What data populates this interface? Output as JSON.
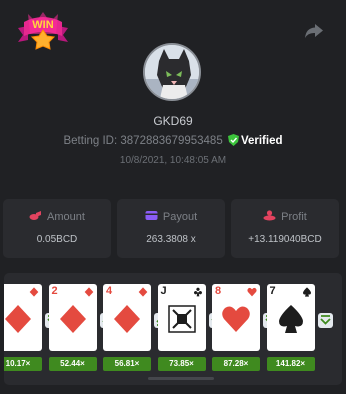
{
  "badge": {
    "text": "WIN"
  },
  "profile": {
    "username": "GKD69",
    "betting_id_label": "Betting ID:",
    "betting_id": "3872883679953485",
    "verified_label": "Verified",
    "date": "10/8/2021, 10:48:05 AM"
  },
  "stats": {
    "amount": {
      "label": "Amount",
      "value": "0.05BCD",
      "icon": "coins-icon",
      "color": "#e2435f"
    },
    "payout": {
      "label": "Payout",
      "value": "263.3808 x",
      "icon": "wallet-icon",
      "color": "#8a5cf6"
    },
    "profit": {
      "label": "Profit",
      "value": "+13.119040BCD",
      "icon": "coin-stack-icon",
      "color": "#e2435f"
    }
  },
  "colors": {
    "verified": "#3cc43c",
    "multiplier_bg": "#3f8a1f",
    "card_red": "#e44a3f"
  },
  "cards": [
    {
      "rank": "",
      "suit": "diamond",
      "color": "red",
      "multiplier": "10.17×",
      "next_arrow": "lower"
    },
    {
      "rank": "2",
      "suit": "diamond",
      "color": "red",
      "multiplier": "52.44×",
      "next_arrow": "higher"
    },
    {
      "rank": "4",
      "suit": "diamond",
      "color": "red",
      "multiplier": "56.81×",
      "next_arrow": "higher"
    },
    {
      "rank": "J",
      "suit": "club",
      "color": "black",
      "multiplier": "73.85×",
      "next_arrow": "lower"
    },
    {
      "rank": "8",
      "suit": "heart",
      "color": "red",
      "multiplier": "87.28×",
      "next_arrow": "lower"
    },
    {
      "rank": "7",
      "suit": "spade",
      "color": "black",
      "multiplier": "141.82×",
      "next_arrow": "lower"
    }
  ]
}
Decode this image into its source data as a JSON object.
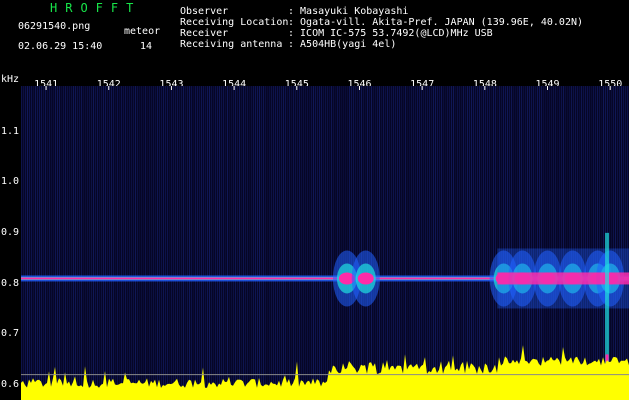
{
  "header": {
    "app_title": "HROFFT",
    "filename": "06291540.png",
    "datetime": "02.06.29 15:40",
    "meteor_label": "meteor",
    "meteor_count": "14"
  },
  "info": {
    "observer_label": "Observer",
    "observer_value": ": Masayuki Kobayashi",
    "location_label": "Receiving Location",
    "location_value": ": Ogata-vill. Akita-Pref. JAPAN (139.96E, 40.02N)",
    "receiver_label": "Receiver",
    "receiver_value": ": ICOM IC-575 53.7492(@LCD)MHz USB",
    "antenna_label": "Receiving antenna",
    "antenna_value": ": A504HB(yagi 4el)"
  },
  "chart_data": {
    "type": "heatmap",
    "freq_unit": "kHz",
    "time_ticks": [
      "1541",
      "1542",
      "1543",
      "1544",
      "1545",
      "1546",
      "1547",
      "1548",
      "1549",
      "1550"
    ],
    "freq_ticks": [
      "1.1",
      "1.0",
      "0.9",
      "0.8",
      "0.7",
      "0.6"
    ],
    "freq_tick_values": [
      1.1,
      1.0,
      0.9,
      0.8,
      0.7,
      0.6
    ],
    "ylim": [
      0.57,
      1.19
    ],
    "carrier_freq": 0.81,
    "signal_bursts_time": [
      1545.8,
      1546.1,
      1548.3,
      1548.6,
      1549.0,
      1549.4,
      1549.8,
      1550.0
    ],
    "colors": {
      "background": "#060626",
      "noise": "#1a2a8a",
      "signal_high": "#ff2aa8",
      "signal_mid": "#20e0e0",
      "signal_low": "#2060ff",
      "power_trace": "#ffff00",
      "axis_text": "#ffffff",
      "title": "#17e64a"
    }
  }
}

○ ○ ○ ○ ○ ○ ○

**Direction:** Output exactly the lines from the line with "Decode this image" to the last line of the records, including both, and leave every picture out.

**Task answer:**
Decode this image into its source data as a JSON object.
{
  "header": {
    "app_title": "HROFFT",
    "filename": "06291540.png",
    "datetime": "02.06.29 15:40",
    "meteor_label": "meteor",
    "meteor_count": "14"
  },
  "info": {
    "observer_label": "Observer",
    "observer_value": ": Masayuki Kobayashi",
    "location_label": "Receiving Location",
    "location_value": ": Ogata-vill. Akita-Pref. JAPAN (139.96E, 40.02N)",
    "receiver_label": "Receiver",
    "receiver_value": ": ICOM IC-575 53.7492(@LCD)MHz USB",
    "antenna_label": "Receiving antenna",
    "antenna_value": ": A504HB(yagi 4el)"
  },
  "chart_data": {
    "type": "heatmap",
    "freq_unit": "kHz",
    "time_ticks": [
      "1541",
      "1542",
      "1543",
      "1544",
      "1545",
      "1546",
      "1547",
      "1548",
      "1549",
      "1550"
    ],
    "freq_ticks": [
      "1.1",
      "1.0",
      "0.9",
      "0.8",
      "0.7",
      "0.6"
    ],
    "freq_tick_values": [
      1.1,
      1.0,
      0.9,
      0.8,
      0.7,
      0.6
    ],
    "ylim": [
      0.57,
      1.19
    ],
    "carrier_freq": 0.81,
    "signal_bursts_time": [
      1545.8,
      1546.1,
      1548.3,
      1548.6,
      1549.0,
      1549.4,
      1549.8,
      1550.0
    ],
    "colors": {
      "background": "#060626",
      "noise": "#1a2a8a",
      "signal_high": "#ff2aa8",
      "signal_mid": "#20e0e0",
      "signal_low": "#2060ff",
      "power_trace": "#ffff00",
      "axis_text": "#ffffff",
      "title": "#17e64a"
    }
  }
}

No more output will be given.